Given problem
Without pictures, repeat exactly the lines from the one containing "Read all visible content and emit it as JSON." through the end of the entries.

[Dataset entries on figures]

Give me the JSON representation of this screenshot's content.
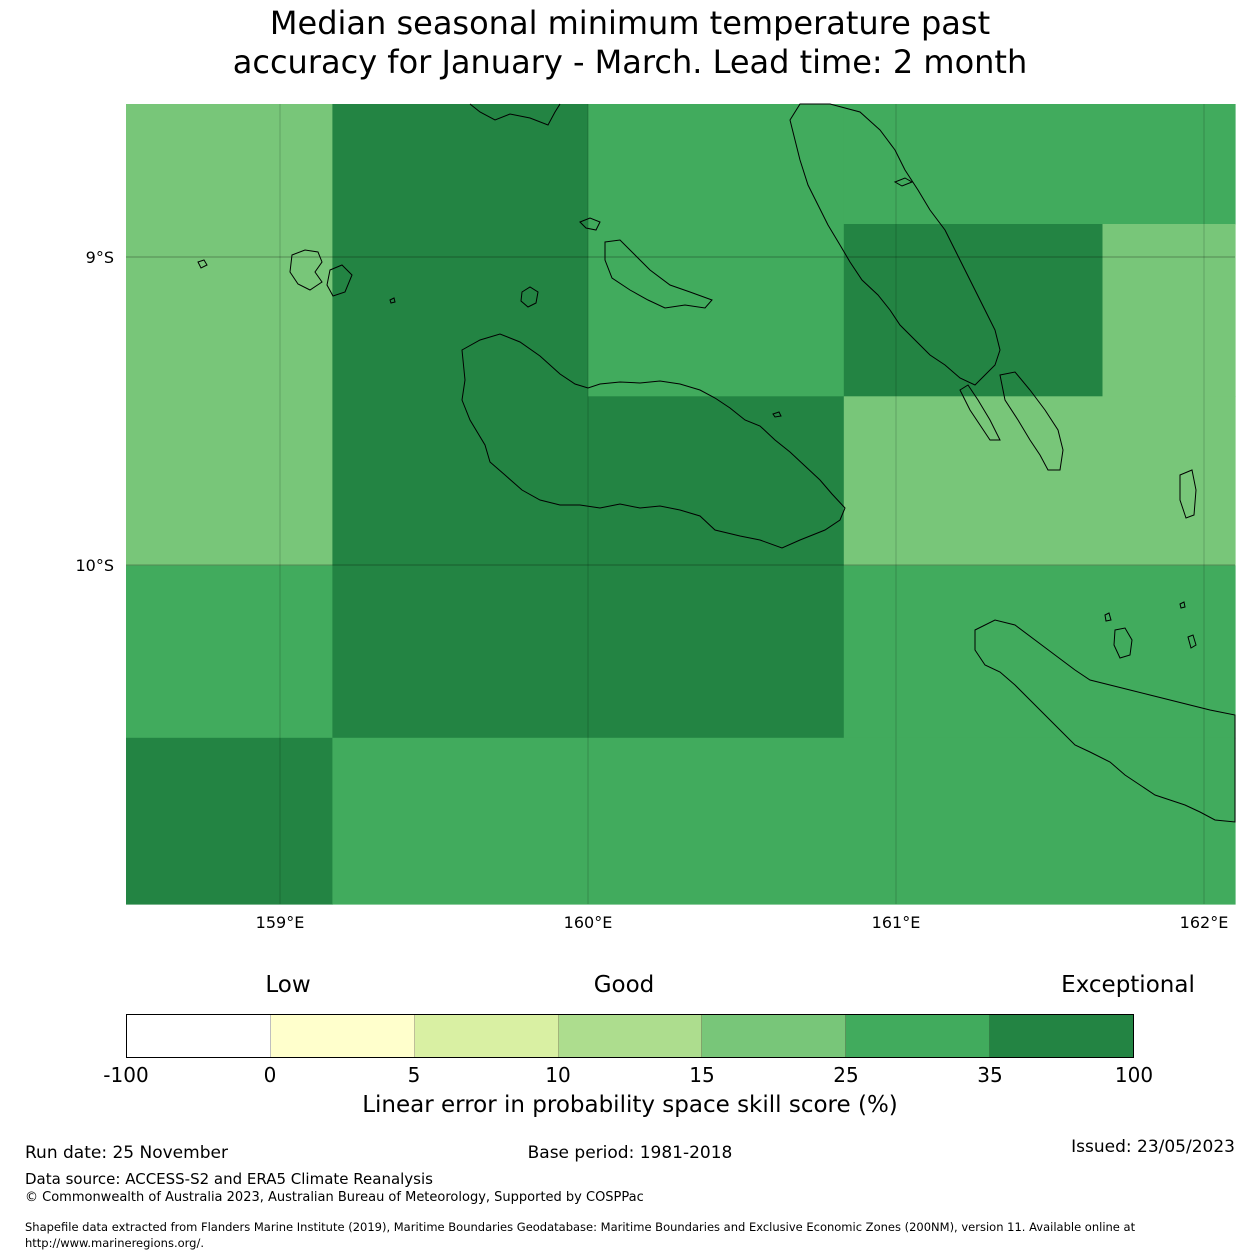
{
  "title": {
    "line1": "Median seasonal minimum temperature past",
    "line2": "accuracy for January - March. Lead time: 2 month"
  },
  "map": {
    "lat_labels": [
      "9°S",
      "10°S"
    ],
    "lon_labels": [
      "159°E",
      "160°E",
      "161°E",
      "162°E"
    ],
    "extent": {
      "lon_min": 158.5,
      "lon_max": 162.1,
      "lat_top": -8.5,
      "lat_bottom": -11.1
    },
    "grid_cells": [
      {
        "lon0": 158.5,
        "lon1": 159.17,
        "lat0": -8.5,
        "lat1": -10.0,
        "category": "15-25"
      },
      {
        "lon0": 159.17,
        "lon1": 160.0,
        "lat0": -8.5,
        "lat1": -10.0,
        "category": "35-100"
      },
      {
        "lon0": 160.0,
        "lon1": 160.83,
        "lat0": -8.5,
        "lat1": -9.45,
        "category": "25-35"
      },
      {
        "lon0": 160.83,
        "lon1": 162.1,
        "lat0": -8.5,
        "lat1": -8.89,
        "category": "25-35"
      },
      {
        "lon0": 160.83,
        "lon1": 161.67,
        "lat0": -8.89,
        "lat1": -9.45,
        "category": "35-100"
      },
      {
        "lon0": 161.67,
        "lon1": 162.1,
        "lat0": -8.89,
        "lat1": -9.45,
        "category": "15-25"
      },
      {
        "lon0": 160.0,
        "lon1": 160.83,
        "lat0": -9.45,
        "lat1": -10.0,
        "category": "35-100"
      },
      {
        "lon0": 160.83,
        "lon1": 162.1,
        "lat0": -9.45,
        "lat1": -10.0,
        "category": "15-25"
      },
      {
        "lon0": 158.5,
        "lon1": 159.17,
        "lat0": -10.0,
        "lat1": -10.56,
        "category": "25-35"
      },
      {
        "lon0": 159.17,
        "lon1": 160.83,
        "lat0": -10.0,
        "lat1": -10.56,
        "category": "35-100"
      },
      {
        "lon0": 160.83,
        "lon1": 162.1,
        "lat0": -10.0,
        "lat1": -10.56,
        "category": "25-35"
      },
      {
        "lon0": 158.5,
        "lon1": 159.17,
        "lat0": -10.56,
        "lat1": -11.1,
        "category": "35-100"
      },
      {
        "lon0": 159.17,
        "lon1": 162.1,
        "lat0": -10.56,
        "lat1": -11.1,
        "category": "25-35"
      }
    ],
    "category_colors": {
      "-100-0": "#ffffff",
      "0-5": "#ffffcc",
      "5-10": "#d9f0a3",
      "10-15": "#addd8e",
      "15-25": "#78c679",
      "25-35": "#41ab5d",
      "35-100": "#238443"
    }
  },
  "legend": {
    "categories": [
      "Low",
      "Good",
      "Exceptional"
    ],
    "colors": [
      "#ffffff",
      "#ffffcc",
      "#d9f0a3",
      "#addd8e",
      "#78c679",
      "#41ab5d",
      "#238443"
    ],
    "ticks": [
      "-100",
      "0",
      "5",
      "10",
      "15",
      "25",
      "35",
      "100"
    ],
    "label": "Linear error in probability space skill score (%)"
  },
  "footer": {
    "run_date": "Run date: 25 November",
    "base_period": "Base period: 1981-2018",
    "issued": "Issued: 23/05/2023",
    "data_source": "Data source: ACCESS-S2 and ERA5 Climate Reanalysis",
    "copyright": "© Commonwealth of Australia 2023, Australian Bureau of Meteorology, Supported by COSPPac",
    "shapefile_line1": "Shapefile data extracted from Flanders Marine Institute (2019), Maritime Boundaries Geodatabase: Maritime Boundaries and Exclusive Economic Zones (200NM), version 11. Available online at",
    "shapefile_line2": "http://www.marineregions.org/."
  }
}
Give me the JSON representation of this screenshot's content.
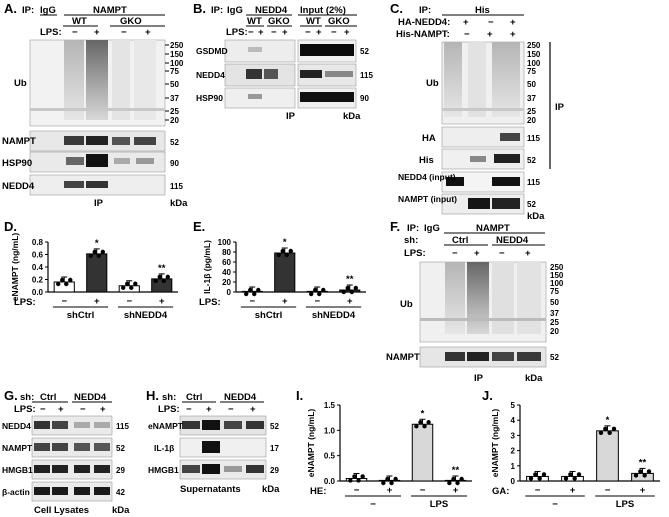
{
  "panelA": {
    "letter": "A.",
    "ip_label": "IP:",
    "col_igg": "IgG",
    "col_target": "NAMPT",
    "genotype_wt": "WT",
    "genotype_gko": "GKO",
    "lps_label": "LPS:",
    "lps_signs": [
      "−",
      "+",
      "−",
      "+"
    ],
    "blot_labels": [
      "Ub",
      "NAMPT",
      "HSP90",
      "NEDD4"
    ],
    "ub_markers": [
      "250",
      "150",
      "100",
      "75",
      "50",
      "37",
      "25",
      "20"
    ],
    "right_markers": [
      "52",
      "90",
      "115"
    ],
    "footer_ip": "IP",
    "footer_kda": "kDa"
  },
  "panelB": {
    "letter": "B.",
    "ip_label": "IP:",
    "col_igg": "IgG",
    "col_target": "NEDD4",
    "col_input": "Input (2%)",
    "genotypes": [
      "WT",
      "GKO",
      "WT",
      "GKO"
    ],
    "lps_label": "LPS:",
    "lps_signs": [
      "−",
      "+",
      "−",
      "+",
      "−",
      "+",
      "−",
      "+"
    ],
    "blot_labels": [
      "GSDMD",
      "NEDD4",
      "HSP90"
    ],
    "markers": [
      "52",
      "115",
      "90"
    ],
    "footer_ip": "IP",
    "footer_kda": "kDa"
  },
  "panelC": {
    "letter": "C.",
    "ip_label": "IP:",
    "ip_target": "His",
    "row1_label": "HA-NEDD4:",
    "row2_label": "His-NAMPT:",
    "row1_signs": [
      "+",
      "−",
      "+"
    ],
    "row2_signs": [
      "−",
      "+",
      "+"
    ],
    "blot_labels": [
      "Ub",
      "HA",
      "His",
      "NEDD4 (input)",
      "NAMPT (input)"
    ],
    "ub_markers": [
      "250",
      "150",
      "100",
      "75",
      "50",
      "37",
      "25",
      "20"
    ],
    "markers": [
      "115",
      "52",
      "115",
      "52"
    ],
    "side_ip": "IP",
    "footer_kda": "kDa"
  },
  "panelD": {
    "letter": "D.",
    "chart_data": {
      "type": "bar",
      "ylabel": "eNAMPT (ng/mL)",
      "ylim": [
        0,
        0.8
      ],
      "yticks": [
        "0.0",
        "0.2",
        "0.4",
        "0.6",
        "0.8"
      ],
      "lps_label": "LPS:",
      "lps_signs": [
        "−",
        "+",
        "−",
        "+"
      ],
      "groups": [
        "shCtrl",
        "shNEDD4"
      ],
      "values": [
        0.16,
        0.61,
        0.1,
        0.21
      ],
      "colors": [
        "#ffffff",
        "#333333",
        "#ffffff",
        "#333333"
      ],
      "annotations": [
        "",
        "*",
        "",
        "**"
      ]
    }
  },
  "panelE": {
    "letter": "E.",
    "chart_data": {
      "type": "bar",
      "ylabel": "IL-1β (pg/mL)",
      "ylim": [
        0,
        100
      ],
      "yticks": [
        "0",
        "20",
        "40",
        "60",
        "80",
        "100"
      ],
      "lps_label": "LPS:",
      "lps_signs": [
        "−",
        "+",
        "−",
        "+"
      ],
      "groups": [
        "shCtrl",
        "shNEDD4"
      ],
      "values": [
        0,
        78,
        0,
        4
      ],
      "colors": [
        "#ffffff",
        "#333333",
        "#ffffff",
        "#333333"
      ],
      "annotations": [
        "",
        "*",
        "",
        "**"
      ]
    }
  },
  "panelF": {
    "letter": "F.",
    "ip_label": "IP:",
    "col_igg": "IgG",
    "col_target": "NAMPT",
    "sh_label": "sh:",
    "sh_groups": [
      "Ctrl",
      "NEDD4"
    ],
    "lps_label": "LPS:",
    "lps_signs": [
      "−",
      "+",
      "−",
      "+"
    ],
    "blot_labels": [
      "Ub",
      "NAMPT"
    ],
    "ub_markers": [
      "250",
      "150",
      "100",
      "75",
      "50",
      "37",
      "25",
      "20"
    ],
    "markers": [
      "52"
    ],
    "footer_ip": "IP",
    "footer_kda": "kDa"
  },
  "panelG": {
    "letter": "G.",
    "sh_label": "sh:",
    "sh_groups": [
      "Ctrl",
      "NEDD4"
    ],
    "lps_label": "LPS:",
    "lps_signs": [
      "−",
      "+",
      "−",
      "+"
    ],
    "blot_labels": [
      "NEDD4",
      "NAMPT",
      "HMGB1",
      "β-actin"
    ],
    "markers": [
      "115",
      "52",
      "29",
      "42"
    ],
    "footer": "Cell Lysates",
    "footer_kda": "kDa"
  },
  "panelH": {
    "letter": "H.",
    "sh_label": "sh:",
    "sh_groups": [
      "Ctrl",
      "NEDD4"
    ],
    "lps_label": "LPS:",
    "lps_signs": [
      "−",
      "+",
      "−",
      "+"
    ],
    "blot_labels": [
      "eNAMPT",
      "IL-1β",
      "HMGB1"
    ],
    "markers": [
      "52",
      "17",
      "29"
    ],
    "footer": "Supernatants",
    "footer_kda": "kDa"
  },
  "panelI": {
    "letter": "I.",
    "chart_data": {
      "type": "bar",
      "ylabel": "eNAMPT (ng/mL)",
      "ylim": [
        0,
        1.5
      ],
      "yticks": [
        "0.0",
        "0.5",
        "1.0",
        "1.5"
      ],
      "treat_label": "HE:",
      "treat_signs": [
        "−",
        "+",
        "−",
        "+"
      ],
      "groups": [
        "−",
        "LPS"
      ],
      "values": [
        0.05,
        0.0,
        1.12,
        0.0
      ],
      "colors": [
        "#ffffff",
        "#ffffff",
        "#d8d8d8",
        "#d8d8d8"
      ],
      "annotations": [
        "",
        "",
        "*",
        "**"
      ]
    }
  },
  "panelJ": {
    "letter": "J.",
    "chart_data": {
      "type": "bar",
      "ylabel": "eNAMPT (ng/mL)",
      "ylim": [
        0,
        5
      ],
      "yticks": [
        "0",
        "1",
        "2",
        "3",
        "4",
        "5"
      ],
      "treat_label": "GA:",
      "treat_signs": [
        "−",
        "+",
        "−",
        "+"
      ],
      "groups": [
        "−",
        "LPS"
      ],
      "values": [
        0.3,
        0.3,
        3.3,
        0.5
      ],
      "colors": [
        "#ffffff",
        "#ffffff",
        "#d8d8d8",
        "#d8d8d8"
      ],
      "annotations": [
        "",
        "",
        "*",
        "**"
      ]
    }
  }
}
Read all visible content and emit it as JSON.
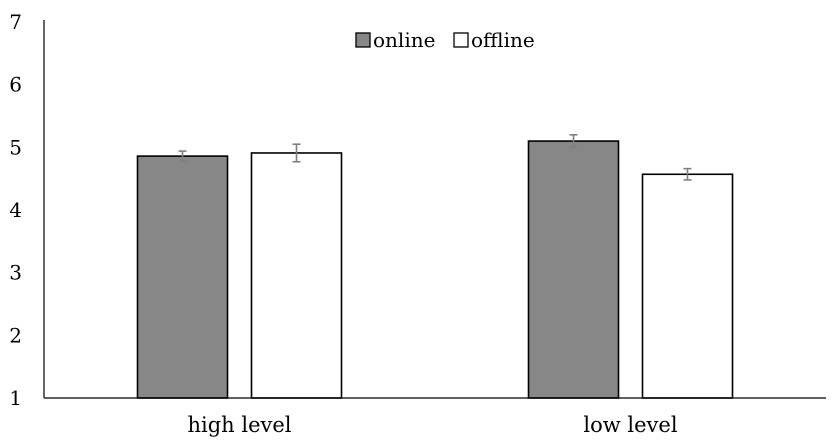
{
  "chart_data": {
    "type": "bar",
    "categories": [
      "high level",
      "low level"
    ],
    "series": [
      {
        "name": "online",
        "values": [
          4.86,
          5.1
        ],
        "error": [
          0.08,
          0.1
        ],
        "color": "#878787"
      },
      {
        "name": "offline",
        "values": [
          4.91,
          4.57
        ],
        "error": [
          0.14,
          0.09
        ],
        "color": "#ffffff"
      }
    ],
    "ylim": [
      1,
      7
    ],
    "yticks": [
      "1",
      "2",
      "3",
      "4",
      "5",
      "6",
      "7"
    ],
    "grid": false,
    "legend_position": "top-center",
    "title": "",
    "xlabel": "",
    "ylabel": ""
  }
}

Finished task
Read all visible content and emit it as JSON.
{
  "chart_data": {
    "type": "bar",
    "categories": [
      "high level",
      "low level"
    ],
    "series": [
      {
        "name": "online",
        "values": [
          4.86,
          5.1
        ],
        "error": [
          0.08,
          0.1
        ],
        "color": "#878787"
      },
      {
        "name": "offline",
        "values": [
          4.91,
          4.57
        ],
        "error": [
          0.14,
          0.09
        ],
        "color": "#ffffff"
      }
    ],
    "ylim": [
      1,
      7
    ],
    "yticks": [
      "1",
      "2",
      "3",
      "4",
      "5",
      "6",
      "7"
    ],
    "grid": false,
    "legend_position": "top-center",
    "title": "",
    "xlabel": "",
    "ylabel": ""
  }
}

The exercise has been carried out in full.